Records provided:
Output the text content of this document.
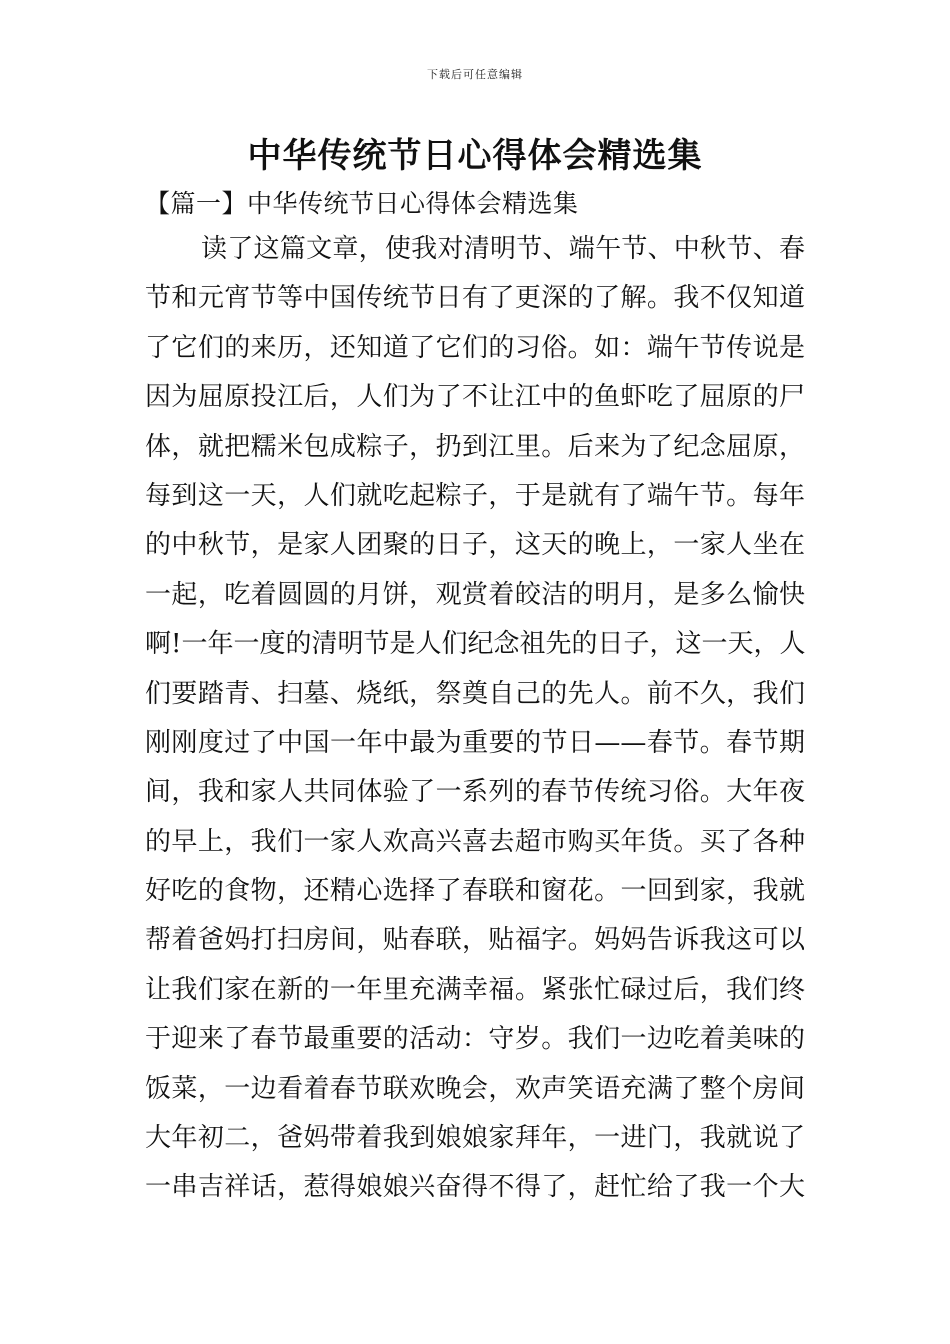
下载后可任意编辑
中华传统节日心得体会精选集
【篇一】中华传统节日心得体会精选集
读了这篇文章，使我对清明节、端午节、中秋节、春
节和元宵节等中国传统节日有了更深的了解。我不仅知道
了它们的来历，还知道了它们的习俗。如：端午节传说是
因为屈原投江后，人们为了不让江中的鱼虾吃了屈原的尸
体，就把糯米包成粽子，扔到江里。后来为了纪念屈原，
每到这一天，人们就吃起粽子，于是就有了端午节。每年
的中秋节，是家人团聚的日子，这天的晚上，一家人坐在
一起，吃着圆圆的月饼，观赏着皎洁的明月，是多么愉快
啊!一年一度的清明节是人们纪念祖先的日子，这一天，人
们要踏青、扫墓、烧纸，祭奠自己的先人。前不久，我们
刚刚度过了中国一年中最为重要的节日——春节。春节期
间，我和家人共同体验了一系列的春节传统习俗。大年夜
的早上，我们一家人欢高兴喜去超市购买年货。买了各种
好吃的食物，还精心选择了春联和窗花。一回到家，我就
帮着爸妈打扫房间，贴春联，贴福字。妈妈告诉我这可以
让我们家在新的一年里充满幸福。紧张忙碌过后，我们终
于迎来了春节最重要的活动：守岁。我们一边吃着美味的
饭菜，一边看着春节联欢晚会，欢声笑语充满了整个房间
大年初二，爸妈带着我到娘娘家拜年，一进门，我就说了
一串吉祥话，惹得娘娘兴奋得不得了，赶忙给了我一个大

What you need to do: Drop the images and quote the entries word for word.

Output:
Output the text content of this document.
下载后可任意编辑
中华传统节日心得体会精选集
【篇一】中华传统节日心得体会精选集
读了这篇文章，使我对清明节、端午节、中秋节、春
节和元宵节等中国传统节日有了更深的了解。我不仅知道
了它们的来历，还知道了它们的习俗。如：端午节传说是
因为屈原投江后，人们为了不让江中的鱼虾吃了屈原的尸
体，就把糯米包成粽子，扔到江里。后来为了纪念屈原，
每到这一天，人们就吃起粽子，于是就有了端午节。每年
的中秋节，是家人团聚的日子，这天的晚上，一家人坐在
一起，吃着圆圆的月饼，观赏着皎洁的明月，是多么愉快
啊!一年一度的清明节是人们纪念祖先的日子，这一天，人
们要踏青、扫墓、烧纸，祭奠自己的先人。前不久，我们
刚刚度过了中国一年中最为重要的节日——春节。春节期
间，我和家人共同体验了一系列的春节传统习俗。大年夜
的早上，我们一家人欢高兴喜去超市购买年货。买了各种
好吃的食物，还精心选择了春联和窗花。一回到家，我就
帮着爸妈打扫房间，贴春联，贴福字。妈妈告诉我这可以
让我们家在新的一年里充满幸福。紧张忙碌过后，我们终
于迎来了春节最重要的活动：守岁。我们一边吃着美味的
饭菜，一边看着春节联欢晚会，欢声笑语充满了整个房间
大年初二，爸妈带着我到娘娘家拜年，一进门，我就说了
一串吉祥话，惹得娘娘兴奋得不得了，赶忙给了我一个大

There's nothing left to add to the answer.